(Source data)
--- BEGIN ---
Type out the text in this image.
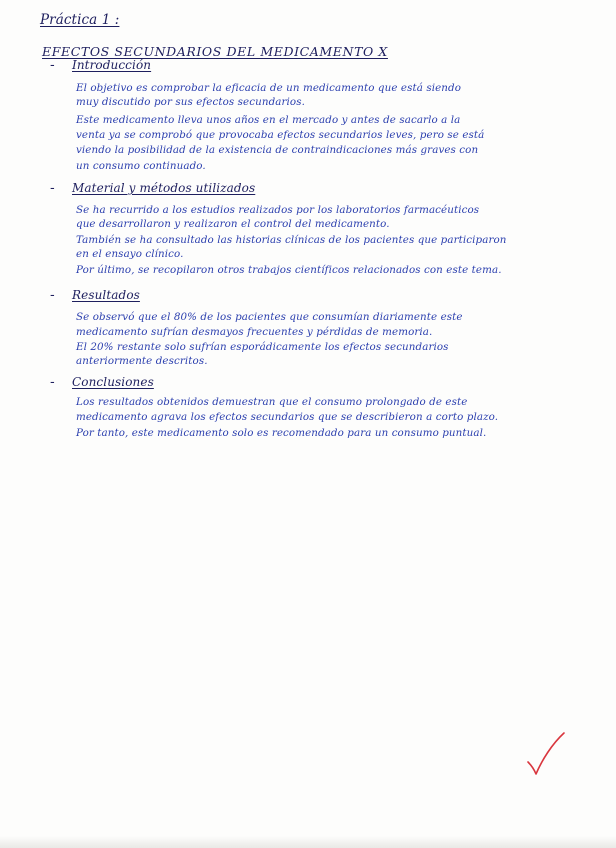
Práctica 1 :
EFECTOS SECUNDARIOS DEL MEDICAMENTO X
- Introducción
El objetivo es comprobar la eficacia de un medicamento que está siendo
muy discutido por sus efectos secundarios.
Este medicamento lleva unos años en el mercado y antes de sacarlo a la
venta ya se comprobó que provocaba efectos secundarios leves, pero se está
viendo la posibilidad de la existencia de contraindicaciones más graves con
un consumo continuado.
- Material y métodos utilizados
Se ha recurrido a los estudios realizados por los laboratorios farmacéuticos
que desarrollaron y realizaron el control del medicamento.
También se ha consultado las historias clínicas de los pacientes que participaron
en el ensayo clínico.
Por último, se recopilaron otros trabajos científicos relacionados con este tema.
- Resultados
Se observó que el 80% de los pacientes que consumían diariamente este
medicamento sufrían desmayos frecuentes y pérdidas de memoria.
El 20% restante solo sufrían esporádicamente los efectos secundarios
anteriormente descritos.
- Conclusiones
Los resultados obtenidos demuestran que el consumo prolongado de este
medicamento agrava los efectos secundarios que se describieron a corto plazo.
Por tanto, este medicamento solo es recomendado para un consumo puntual.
--- END ---
» Task to complete: Pictures are excluded; copy all other data exactly as shown.

» The result:
Type out the text in this image.
Práctica 1 :
EFECTOS SECUNDARIOS DEL MEDICAMENTO X
- Introducción
El objetivo es comprobar la eficacia de un medicamento que está siendo
muy discutido por sus efectos secundarios.
Este medicamento lleva unos años en el mercado y antes de sacarlo a la
venta ya se comprobó que provocaba efectos secundarios leves, pero se está
viendo la posibilidad de la existencia de contraindicaciones más graves con
un consumo continuado.
- Material y métodos utilizados
Se ha recurrido a los estudios realizados por los laboratorios farmacéuticos
que desarrollaron y realizaron el control del medicamento.
También se ha consultado las historias clínicas de los pacientes que participaron
en el ensayo clínico.
Por último, se recopilaron otros trabajos científicos relacionados con este tema.
- Resultados
Se observó que el 80% de los pacientes que consumían diariamente este
medicamento sufrían desmayos frecuentes y pérdidas de memoria.
El 20% restante solo sufrían esporádicamente los efectos secundarios
anteriormente descritos.
- Conclusiones
Los resultados obtenidos demuestran que el consumo prolongado de este
medicamento agrava los efectos secundarios que se describieron a corto plazo.
Por tanto, este medicamento solo es recomendado para un consumo puntual.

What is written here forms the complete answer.